INSTRUCTIONS FOR THE TASK:
Check each line below for the word "would", and copy those that have it.

RECORDS SUPPLIED:
● ● ● ● ●

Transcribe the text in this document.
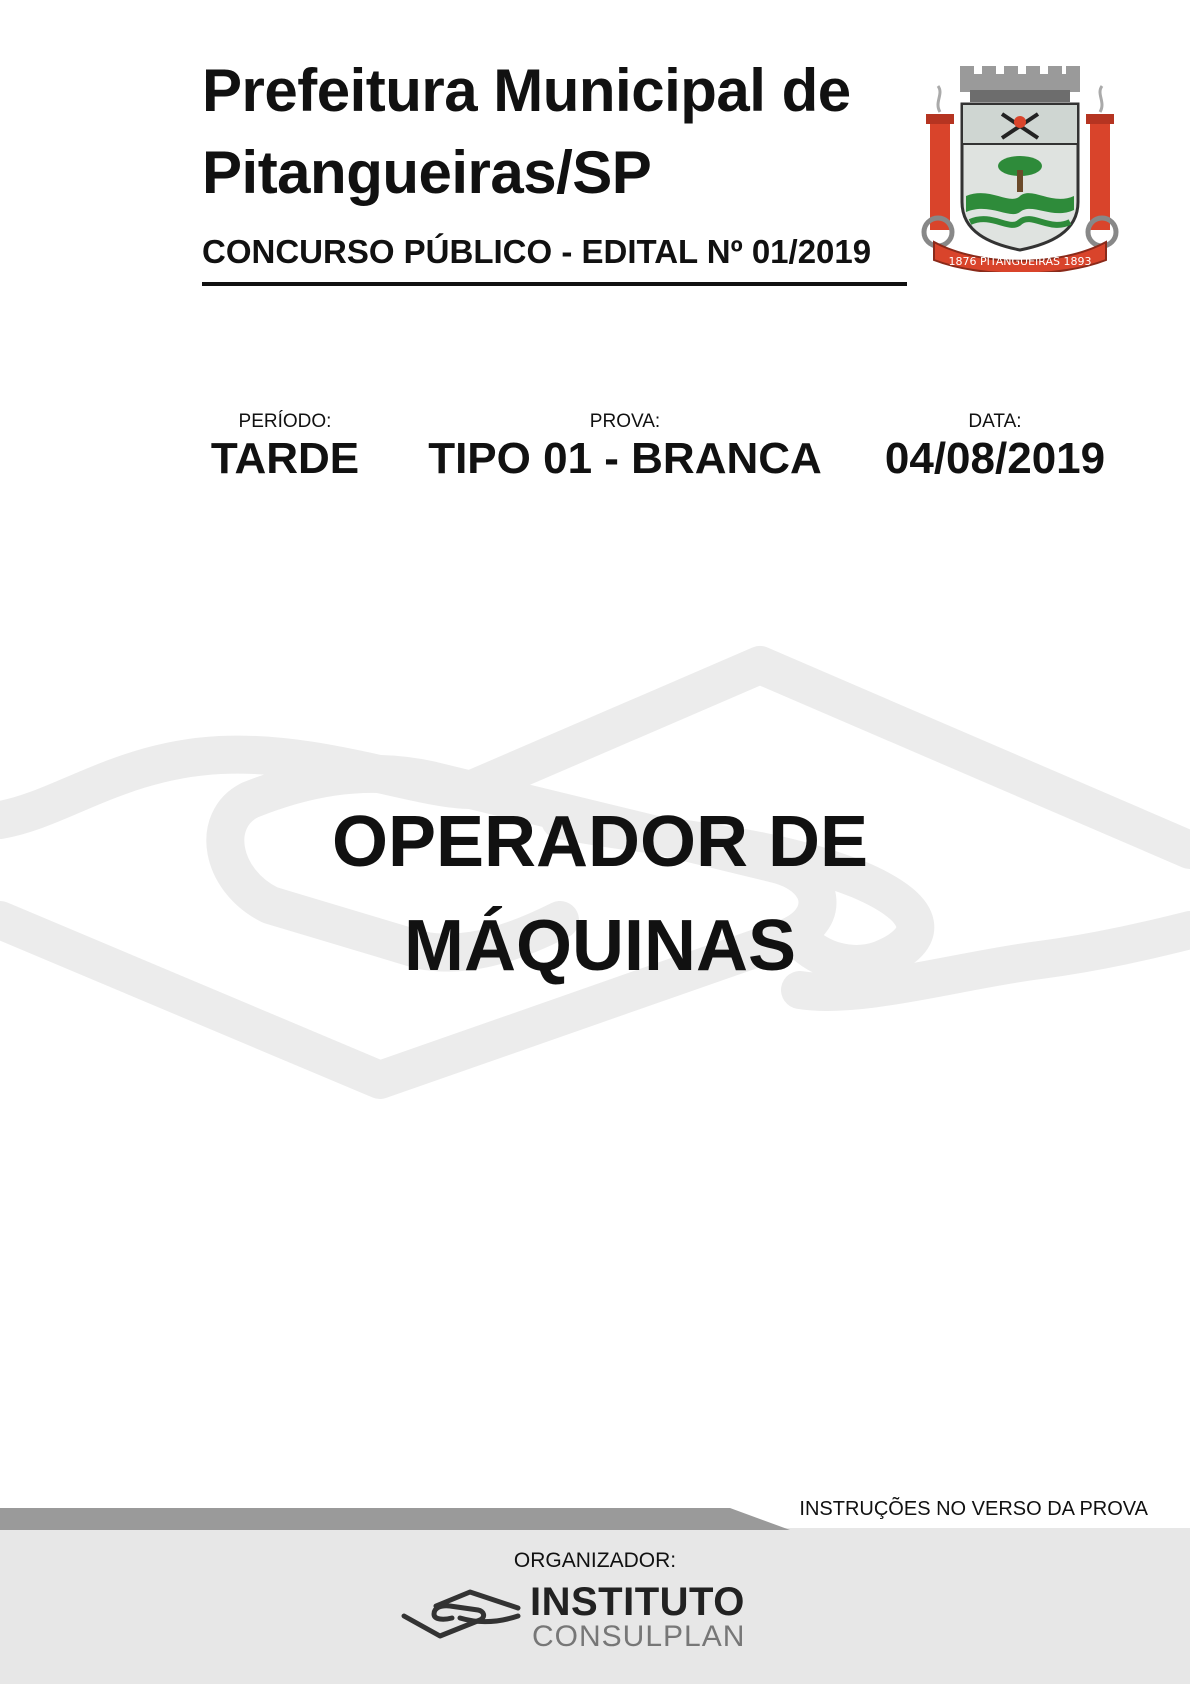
Prefeitura Municipal de
Pitangueiras/SP
CONCURSO PÚBLICO - EDITAL Nº 01/2019	1876 PITANGUEIRAS 1893
PERÍODO:
TARDE
PROVA:
TIPO 01 - BRANCA
DATA:
04/08/2019
OPERADOR DE
MÁQUINAS
INSTRUÇÕES NO VERSO DA PROVA
ORGANIZADOR:
INSTITUTO
CONSULPLAN
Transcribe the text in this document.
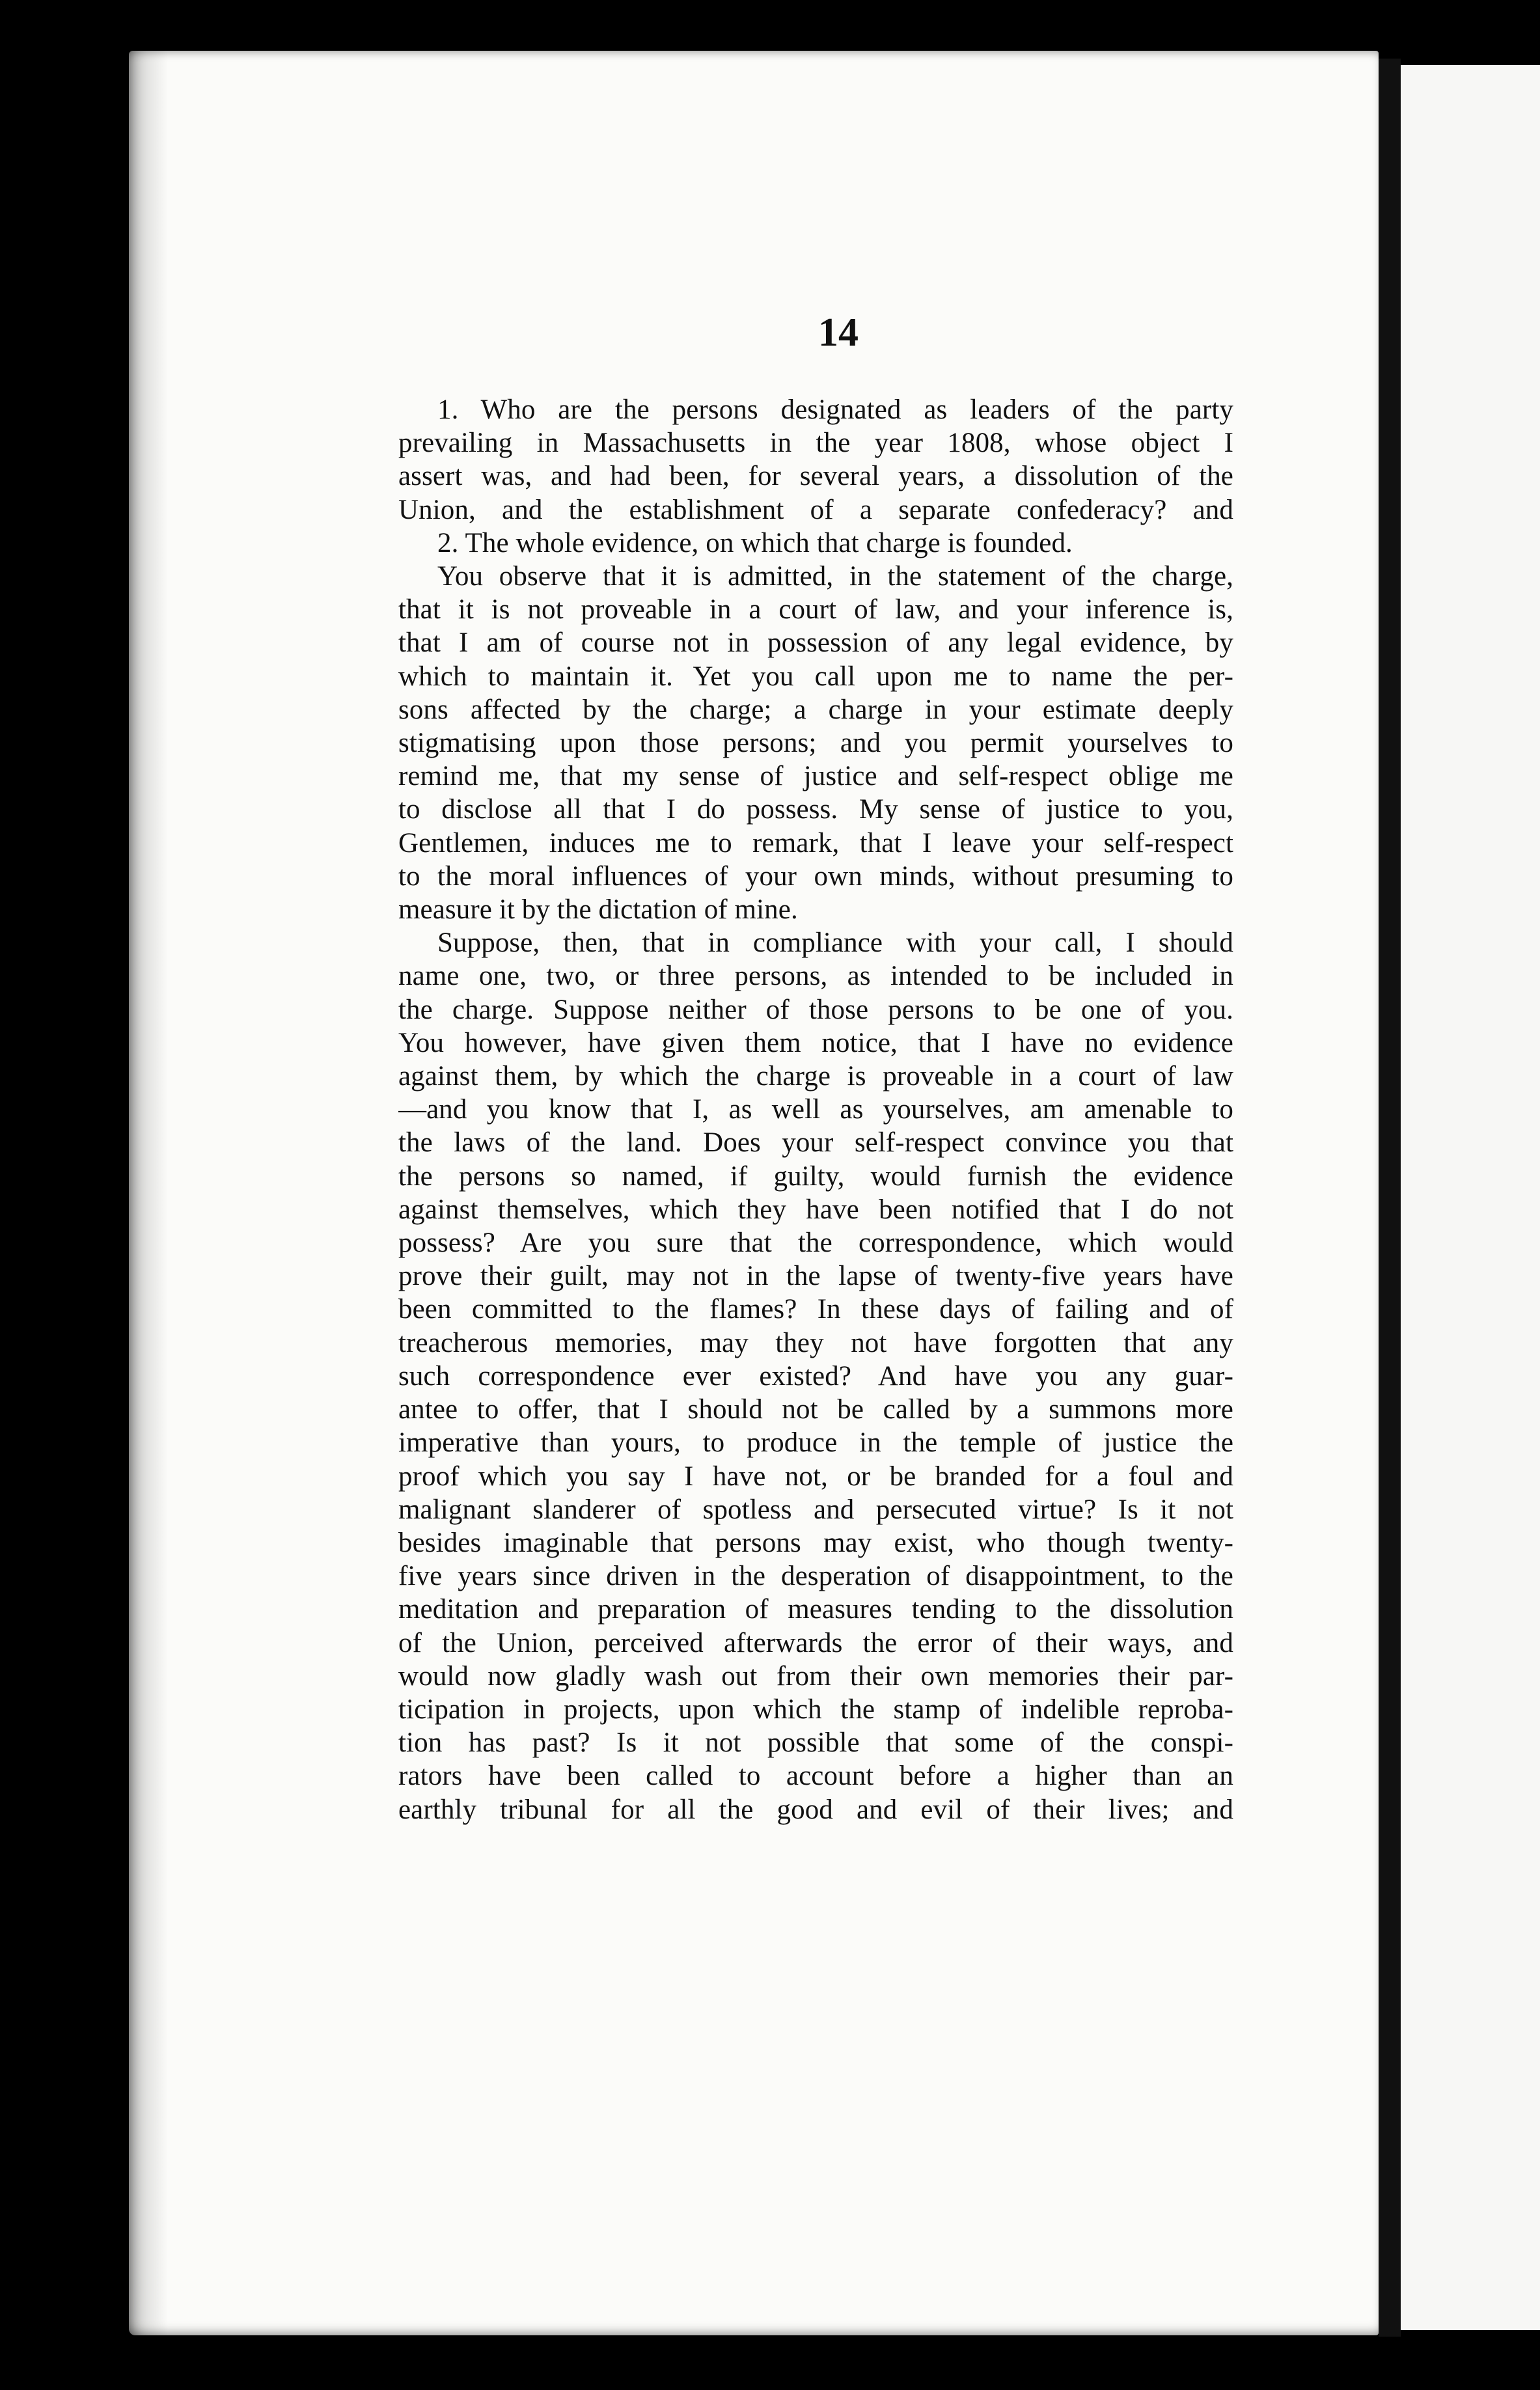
14
1. Who are the persons designated as leaders of the party
prevailing in Massachusetts in the year 1808, whose object I
assert was, and had been, for several years, a dissolution of the
Union, and the establishment of a separate confederacy? and
2. The whole evidence, on which that charge is founded.
You observe that it is admitted, in the statement of the charge,
that it is not proveable in a court of law, and your inference is,
that I am of course not in possession of any legal evidence, by
which to maintain it. Yet you call upon me to name the per-
sons affected by the charge; a charge in your estimate deeply
stigmatising upon those persons; and you permit yourselves to
remind me, that my sense of justice and self-respect oblige me
to disclose all that I do possess. My sense of justice to you,
Gentlemen, induces me to remark, that I leave your self-respect
to the moral influences of your own minds, without presuming to
measure it by the dictation of mine.
Suppose, then, that in compliance with your call, I should
name one, two, or three persons, as intended to be included in
the charge. Suppose neither of those persons to be one of you.
You however, have given them notice, that I have no evidence
against them, by which the charge is proveable in a court of law
—and you know that I, as well as yourselves, am amenable to
the laws of the land. Does your self-respect convince you that
the persons so named, if guilty, would furnish the evidence
against themselves, which they have been notified that I do not
possess? Are you sure that the correspondence, which would
prove their guilt, may not in the lapse of twenty-five years have
been committed to the flames? In these days of failing and of
treacherous memories, may they not have forgotten that any
such correspondence ever existed? And have you any guar-
antee to offer, that I should not be called by a summons more
imperative than yours, to produce in the temple of justice the
proof which you say I have not, or be branded for a foul and
malignant slanderer of spotless and persecuted virtue? Is it not
besides imaginable that persons may exist, who though twenty-
five years since driven in the desperation of disappointment, to the
meditation and preparation of measures tending to the dissolution
of the Union, perceived afterwards the error of their ways, and
would now gladly wash out from their own memories their par-
ticipation in projects, upon which the stamp of indelible reproba-
tion has past? Is it not possible that some of the conspi-
rators have been called to account before a higher than an
earthly tribunal for all the good and evil of their lives; and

● ● ● ● ●

FULL OUTPUT:
the persons so named, if guilty, would furnish the evidence
possess? Are you sure that the correspondence, which would
would now gladly wash out from their own memories their par-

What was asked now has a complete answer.